AIM |
Looking at the listing, state how many of its lines contain the string "strategy". Write only the number.

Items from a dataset
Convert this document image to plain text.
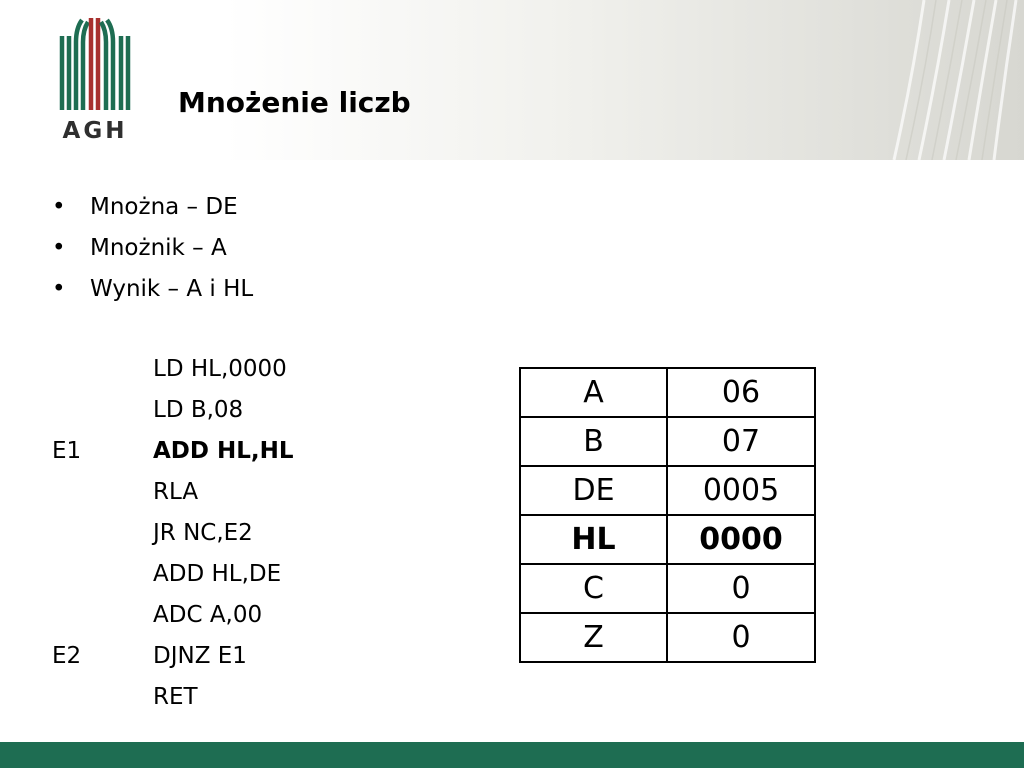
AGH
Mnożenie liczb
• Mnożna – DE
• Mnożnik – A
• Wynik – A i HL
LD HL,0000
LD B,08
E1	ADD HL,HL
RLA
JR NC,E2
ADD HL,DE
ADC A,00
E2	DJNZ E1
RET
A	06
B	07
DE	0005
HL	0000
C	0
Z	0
--
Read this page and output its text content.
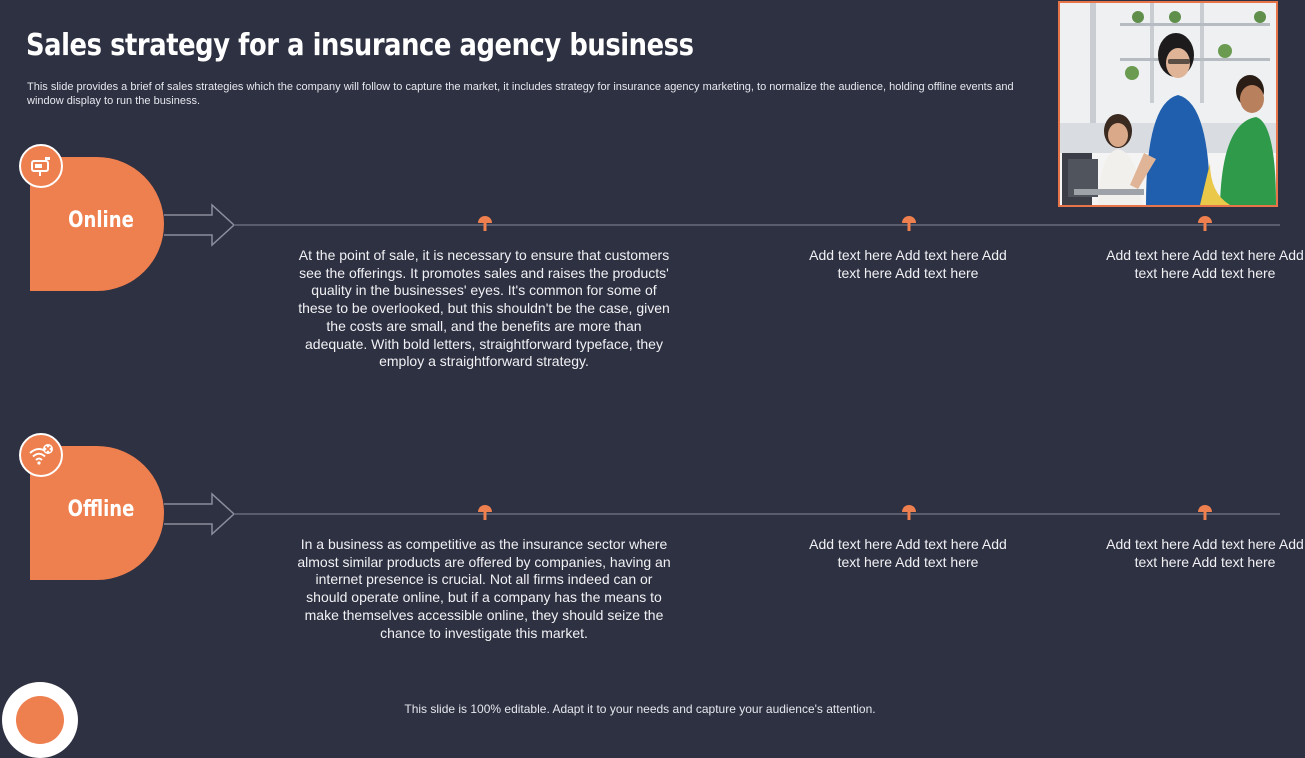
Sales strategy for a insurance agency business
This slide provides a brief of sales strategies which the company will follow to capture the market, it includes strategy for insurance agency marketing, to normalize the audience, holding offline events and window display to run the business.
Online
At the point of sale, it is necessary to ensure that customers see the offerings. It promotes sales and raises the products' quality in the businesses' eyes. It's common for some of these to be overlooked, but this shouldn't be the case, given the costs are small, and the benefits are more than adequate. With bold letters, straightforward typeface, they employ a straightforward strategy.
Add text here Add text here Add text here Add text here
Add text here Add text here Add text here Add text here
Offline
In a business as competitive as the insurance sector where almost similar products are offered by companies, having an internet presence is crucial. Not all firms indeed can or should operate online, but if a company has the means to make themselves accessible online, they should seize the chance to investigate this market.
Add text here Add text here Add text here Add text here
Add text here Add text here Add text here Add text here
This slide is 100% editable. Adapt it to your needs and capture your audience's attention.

FINAL RESULT |
3